→ What the exercise asks: Collect every line below that contains the word "State".

/---

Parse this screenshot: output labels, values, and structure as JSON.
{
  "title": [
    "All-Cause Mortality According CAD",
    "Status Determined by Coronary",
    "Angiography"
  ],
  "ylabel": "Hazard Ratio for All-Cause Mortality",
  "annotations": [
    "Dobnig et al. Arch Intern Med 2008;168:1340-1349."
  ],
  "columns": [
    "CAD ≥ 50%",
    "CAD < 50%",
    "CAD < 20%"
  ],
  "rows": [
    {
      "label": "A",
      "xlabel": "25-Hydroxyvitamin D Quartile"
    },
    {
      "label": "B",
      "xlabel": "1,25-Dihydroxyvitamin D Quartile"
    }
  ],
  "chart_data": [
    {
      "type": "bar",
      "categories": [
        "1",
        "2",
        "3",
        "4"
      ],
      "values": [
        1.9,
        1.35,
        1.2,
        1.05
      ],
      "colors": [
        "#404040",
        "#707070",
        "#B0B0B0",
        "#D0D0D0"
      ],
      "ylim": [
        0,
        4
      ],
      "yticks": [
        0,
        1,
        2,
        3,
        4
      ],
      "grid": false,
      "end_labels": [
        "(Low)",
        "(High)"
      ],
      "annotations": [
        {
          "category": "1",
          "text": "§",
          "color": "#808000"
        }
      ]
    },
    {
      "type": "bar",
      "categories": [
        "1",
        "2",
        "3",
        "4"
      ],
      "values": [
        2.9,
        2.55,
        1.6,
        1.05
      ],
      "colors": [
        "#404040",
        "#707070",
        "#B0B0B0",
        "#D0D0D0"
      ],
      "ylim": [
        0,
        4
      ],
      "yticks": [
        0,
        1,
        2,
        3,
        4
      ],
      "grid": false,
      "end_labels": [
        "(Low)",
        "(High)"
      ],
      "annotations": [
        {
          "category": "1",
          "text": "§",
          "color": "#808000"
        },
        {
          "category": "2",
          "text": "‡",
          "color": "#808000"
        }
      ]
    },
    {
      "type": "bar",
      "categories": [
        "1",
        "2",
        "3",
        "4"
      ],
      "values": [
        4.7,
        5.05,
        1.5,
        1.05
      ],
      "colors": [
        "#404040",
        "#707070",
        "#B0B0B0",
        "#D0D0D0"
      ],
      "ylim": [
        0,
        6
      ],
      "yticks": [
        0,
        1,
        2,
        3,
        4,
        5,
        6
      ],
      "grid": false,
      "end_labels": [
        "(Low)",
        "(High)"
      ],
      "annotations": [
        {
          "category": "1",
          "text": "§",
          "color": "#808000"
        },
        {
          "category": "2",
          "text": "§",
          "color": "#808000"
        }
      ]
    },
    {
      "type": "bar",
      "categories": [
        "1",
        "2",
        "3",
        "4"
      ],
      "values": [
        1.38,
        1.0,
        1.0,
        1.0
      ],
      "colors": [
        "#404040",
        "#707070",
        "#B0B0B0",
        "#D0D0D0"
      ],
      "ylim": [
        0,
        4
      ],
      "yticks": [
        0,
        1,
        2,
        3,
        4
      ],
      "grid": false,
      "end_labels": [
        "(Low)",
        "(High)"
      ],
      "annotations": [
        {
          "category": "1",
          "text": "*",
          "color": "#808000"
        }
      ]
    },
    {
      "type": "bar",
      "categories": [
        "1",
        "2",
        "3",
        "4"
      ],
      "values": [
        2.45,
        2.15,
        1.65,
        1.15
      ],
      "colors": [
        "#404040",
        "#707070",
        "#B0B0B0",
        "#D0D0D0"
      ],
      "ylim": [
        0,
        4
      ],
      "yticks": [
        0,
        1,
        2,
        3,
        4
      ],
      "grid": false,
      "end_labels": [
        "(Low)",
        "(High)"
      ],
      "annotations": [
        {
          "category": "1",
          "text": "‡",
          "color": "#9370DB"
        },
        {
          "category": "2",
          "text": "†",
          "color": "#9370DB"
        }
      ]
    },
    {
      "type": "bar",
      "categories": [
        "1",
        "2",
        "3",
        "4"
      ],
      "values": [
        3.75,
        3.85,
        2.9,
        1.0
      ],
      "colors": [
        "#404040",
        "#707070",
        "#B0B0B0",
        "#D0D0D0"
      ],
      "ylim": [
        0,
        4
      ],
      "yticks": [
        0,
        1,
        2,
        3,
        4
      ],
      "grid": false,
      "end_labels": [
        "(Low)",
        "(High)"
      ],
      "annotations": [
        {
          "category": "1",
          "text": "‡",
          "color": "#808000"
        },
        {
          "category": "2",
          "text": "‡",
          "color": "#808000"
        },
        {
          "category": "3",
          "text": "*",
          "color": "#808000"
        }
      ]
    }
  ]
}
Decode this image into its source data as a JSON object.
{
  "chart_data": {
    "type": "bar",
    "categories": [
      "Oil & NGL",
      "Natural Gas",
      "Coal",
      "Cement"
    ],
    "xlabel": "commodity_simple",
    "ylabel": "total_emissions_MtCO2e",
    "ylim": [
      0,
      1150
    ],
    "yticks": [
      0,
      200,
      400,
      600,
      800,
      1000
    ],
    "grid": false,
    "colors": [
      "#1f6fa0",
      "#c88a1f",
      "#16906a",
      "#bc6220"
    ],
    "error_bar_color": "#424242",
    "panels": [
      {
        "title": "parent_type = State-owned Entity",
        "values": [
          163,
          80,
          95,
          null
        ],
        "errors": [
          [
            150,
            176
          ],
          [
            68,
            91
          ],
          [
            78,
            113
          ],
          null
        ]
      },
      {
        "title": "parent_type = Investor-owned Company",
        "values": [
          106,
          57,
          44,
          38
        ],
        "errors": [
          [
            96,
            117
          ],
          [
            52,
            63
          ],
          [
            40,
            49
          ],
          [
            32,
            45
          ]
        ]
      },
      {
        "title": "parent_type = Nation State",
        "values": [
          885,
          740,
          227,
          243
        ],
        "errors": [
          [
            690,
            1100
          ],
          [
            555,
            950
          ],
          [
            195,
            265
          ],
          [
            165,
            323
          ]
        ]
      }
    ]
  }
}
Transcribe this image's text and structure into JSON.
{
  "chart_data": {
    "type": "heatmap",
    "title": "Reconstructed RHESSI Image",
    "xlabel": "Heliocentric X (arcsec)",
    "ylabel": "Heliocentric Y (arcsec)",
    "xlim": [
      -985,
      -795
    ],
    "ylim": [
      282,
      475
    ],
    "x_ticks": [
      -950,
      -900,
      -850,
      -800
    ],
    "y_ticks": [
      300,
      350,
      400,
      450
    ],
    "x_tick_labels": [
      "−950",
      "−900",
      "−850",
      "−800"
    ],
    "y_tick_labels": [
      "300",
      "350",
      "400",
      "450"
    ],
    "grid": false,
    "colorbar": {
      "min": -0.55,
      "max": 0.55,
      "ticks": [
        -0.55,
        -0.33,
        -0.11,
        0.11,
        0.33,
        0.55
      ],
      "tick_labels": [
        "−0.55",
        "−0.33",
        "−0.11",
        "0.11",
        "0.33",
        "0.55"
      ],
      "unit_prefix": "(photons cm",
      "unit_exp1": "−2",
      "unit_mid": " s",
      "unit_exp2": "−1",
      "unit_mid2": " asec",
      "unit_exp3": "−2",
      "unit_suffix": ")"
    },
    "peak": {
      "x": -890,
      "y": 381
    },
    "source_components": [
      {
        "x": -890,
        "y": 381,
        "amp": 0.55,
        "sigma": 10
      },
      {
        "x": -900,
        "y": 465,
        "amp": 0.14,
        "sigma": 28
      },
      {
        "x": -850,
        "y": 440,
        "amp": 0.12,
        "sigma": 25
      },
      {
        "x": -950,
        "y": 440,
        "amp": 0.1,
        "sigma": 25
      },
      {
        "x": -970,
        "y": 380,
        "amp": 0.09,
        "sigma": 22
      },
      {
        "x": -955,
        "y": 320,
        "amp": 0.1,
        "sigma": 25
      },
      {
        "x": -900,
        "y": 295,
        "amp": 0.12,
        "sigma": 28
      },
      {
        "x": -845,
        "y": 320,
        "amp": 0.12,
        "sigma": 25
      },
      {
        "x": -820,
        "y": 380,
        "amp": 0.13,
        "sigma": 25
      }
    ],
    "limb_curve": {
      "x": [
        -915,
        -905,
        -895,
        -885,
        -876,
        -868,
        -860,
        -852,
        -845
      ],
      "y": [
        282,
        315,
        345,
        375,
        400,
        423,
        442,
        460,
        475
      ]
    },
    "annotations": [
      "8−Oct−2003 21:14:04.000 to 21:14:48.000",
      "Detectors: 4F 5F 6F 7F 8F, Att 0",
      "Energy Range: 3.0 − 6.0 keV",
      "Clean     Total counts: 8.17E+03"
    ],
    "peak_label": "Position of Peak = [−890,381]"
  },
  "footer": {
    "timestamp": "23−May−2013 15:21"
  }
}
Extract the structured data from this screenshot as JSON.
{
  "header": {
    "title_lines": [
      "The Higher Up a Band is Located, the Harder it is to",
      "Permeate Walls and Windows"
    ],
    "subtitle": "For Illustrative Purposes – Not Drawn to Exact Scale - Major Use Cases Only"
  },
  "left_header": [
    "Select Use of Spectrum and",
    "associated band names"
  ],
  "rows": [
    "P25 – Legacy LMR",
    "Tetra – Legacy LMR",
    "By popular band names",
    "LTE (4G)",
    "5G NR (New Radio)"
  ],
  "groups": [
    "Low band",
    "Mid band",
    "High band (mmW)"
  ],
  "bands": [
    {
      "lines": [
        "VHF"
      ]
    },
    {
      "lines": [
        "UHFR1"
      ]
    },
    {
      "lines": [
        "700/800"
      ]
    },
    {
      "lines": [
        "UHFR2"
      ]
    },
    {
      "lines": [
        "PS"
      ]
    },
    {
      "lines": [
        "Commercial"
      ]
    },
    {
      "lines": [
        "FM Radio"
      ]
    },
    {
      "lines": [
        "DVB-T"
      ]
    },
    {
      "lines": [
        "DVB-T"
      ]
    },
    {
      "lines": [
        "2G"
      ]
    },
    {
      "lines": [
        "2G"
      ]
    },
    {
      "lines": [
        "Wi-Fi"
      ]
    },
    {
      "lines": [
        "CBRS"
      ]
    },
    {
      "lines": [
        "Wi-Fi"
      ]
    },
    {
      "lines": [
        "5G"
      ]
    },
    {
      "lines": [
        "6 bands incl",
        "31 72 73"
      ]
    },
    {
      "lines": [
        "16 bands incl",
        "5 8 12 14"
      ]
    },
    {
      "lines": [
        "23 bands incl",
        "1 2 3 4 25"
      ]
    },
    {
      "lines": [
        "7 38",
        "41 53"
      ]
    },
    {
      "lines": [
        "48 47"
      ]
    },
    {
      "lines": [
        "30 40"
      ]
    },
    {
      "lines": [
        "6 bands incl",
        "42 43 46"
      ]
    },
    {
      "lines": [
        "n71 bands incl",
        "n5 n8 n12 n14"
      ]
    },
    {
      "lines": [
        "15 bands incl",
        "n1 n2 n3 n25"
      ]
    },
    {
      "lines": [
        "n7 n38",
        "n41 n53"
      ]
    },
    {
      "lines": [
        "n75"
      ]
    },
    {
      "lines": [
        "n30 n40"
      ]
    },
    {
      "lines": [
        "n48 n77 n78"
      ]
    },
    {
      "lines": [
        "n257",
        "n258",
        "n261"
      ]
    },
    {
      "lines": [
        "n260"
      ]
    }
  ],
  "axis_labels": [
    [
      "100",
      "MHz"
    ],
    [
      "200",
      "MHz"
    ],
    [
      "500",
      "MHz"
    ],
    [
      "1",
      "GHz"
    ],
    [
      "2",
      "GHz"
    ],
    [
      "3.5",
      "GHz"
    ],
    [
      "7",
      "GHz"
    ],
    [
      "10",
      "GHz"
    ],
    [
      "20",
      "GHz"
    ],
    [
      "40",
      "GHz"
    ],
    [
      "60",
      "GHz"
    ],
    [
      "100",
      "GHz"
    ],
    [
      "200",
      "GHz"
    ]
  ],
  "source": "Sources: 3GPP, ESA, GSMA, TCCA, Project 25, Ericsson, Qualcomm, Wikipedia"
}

\---

→ Expected output:
        "title": "parent_type = State-owned Entity",
        "title": "parent_type = Nation State",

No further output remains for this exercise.